Exercise aim: Output every entry exactly as written.

[start Data in this exercise]

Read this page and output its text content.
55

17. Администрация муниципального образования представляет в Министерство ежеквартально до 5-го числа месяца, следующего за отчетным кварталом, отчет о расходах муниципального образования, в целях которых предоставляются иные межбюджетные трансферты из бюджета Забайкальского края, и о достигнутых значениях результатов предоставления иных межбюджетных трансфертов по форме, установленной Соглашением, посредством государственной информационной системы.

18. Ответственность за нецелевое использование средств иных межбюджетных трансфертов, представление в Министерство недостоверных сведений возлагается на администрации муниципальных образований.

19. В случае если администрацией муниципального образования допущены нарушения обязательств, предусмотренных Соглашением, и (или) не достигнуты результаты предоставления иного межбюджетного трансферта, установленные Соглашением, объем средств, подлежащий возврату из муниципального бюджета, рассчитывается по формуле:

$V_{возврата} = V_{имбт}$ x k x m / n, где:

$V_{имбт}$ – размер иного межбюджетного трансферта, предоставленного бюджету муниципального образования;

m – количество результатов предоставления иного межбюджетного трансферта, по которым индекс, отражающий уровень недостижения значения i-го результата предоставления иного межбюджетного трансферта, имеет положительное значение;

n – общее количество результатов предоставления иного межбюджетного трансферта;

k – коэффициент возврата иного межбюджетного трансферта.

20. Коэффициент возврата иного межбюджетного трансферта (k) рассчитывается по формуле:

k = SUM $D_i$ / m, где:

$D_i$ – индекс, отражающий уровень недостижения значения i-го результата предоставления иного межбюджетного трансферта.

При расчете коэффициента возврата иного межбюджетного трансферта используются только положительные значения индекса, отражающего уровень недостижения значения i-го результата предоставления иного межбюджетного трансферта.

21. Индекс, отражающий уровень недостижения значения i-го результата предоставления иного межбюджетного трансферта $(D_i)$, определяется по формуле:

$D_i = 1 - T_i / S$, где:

[end Data in this exercise]

Written reply:
Read this page and output its text content.
55

17. Администрация муниципального образования представляет в Министерство ежеквартально до 5-го числа месяца, следующего за отчетным кварталом, отчет о расходах муниципального образования, в целях которых предоставляются иные межбюджетные трансферты из бюджета Забайкальского края, и о достигнутых значениях результатов предоставления иных межбюджетных трансфертов по форме, установленной Соглашением, посредством государственной информационной системы.

18. Ответственность за нецелевое использование средств иных межбюджетных трансфертов, представление в Министерство недостоверных сведений возлагается на администрации муниципальных образований.

19. В случае если администрацией муниципального образования допущены нарушения обязательств, предусмотренных Соглашением, и (или) не достигнуты результаты предоставления иного межбюджетного трансферта, установленные Соглашением, объем средств, подлежащий возврату из муниципального бюджета, рассчитывается по формуле:

$V_{возврата} = V_{имбт}$ x k x m / n, где:

$V_{имбт}$ – размер иного межбюджетного трансферта, предоставленного бюджету муниципального образования;

m – количество результатов предоставления иного межбюджетного трансферта, по которым индекс, отражающий уровень недостижения значения i-го результата предоставления иного межбюджетного трансферта, имеет положительное значение;

n – общее количество результатов предоставления иного межбюджетного трансферта;

k – коэффициент возврата иного межбюджетного трансферта.

20. Коэффициент возврата иного межбюджетного трансферта (k) рассчитывается по формуле:

k = SUM $D_i$ / m, где:

$D_i$ – индекс, отражающий уровень недостижения значения i-го результата предоставления иного межбюджетного трансферта.

При расчете коэффициента возврата иного межбюджетного трансферта используются только положительные значения индекса, отражающего уровень недостижения значения i-го результата предоставления иного межбюджетного трансферта.

21. Индекс, отражающий уровень недостижения значения i-го результата предоставления иного межбюджетного трансферта $(D_i)$, определяется по формуле:

$D_i = 1 - T_i / S$, где:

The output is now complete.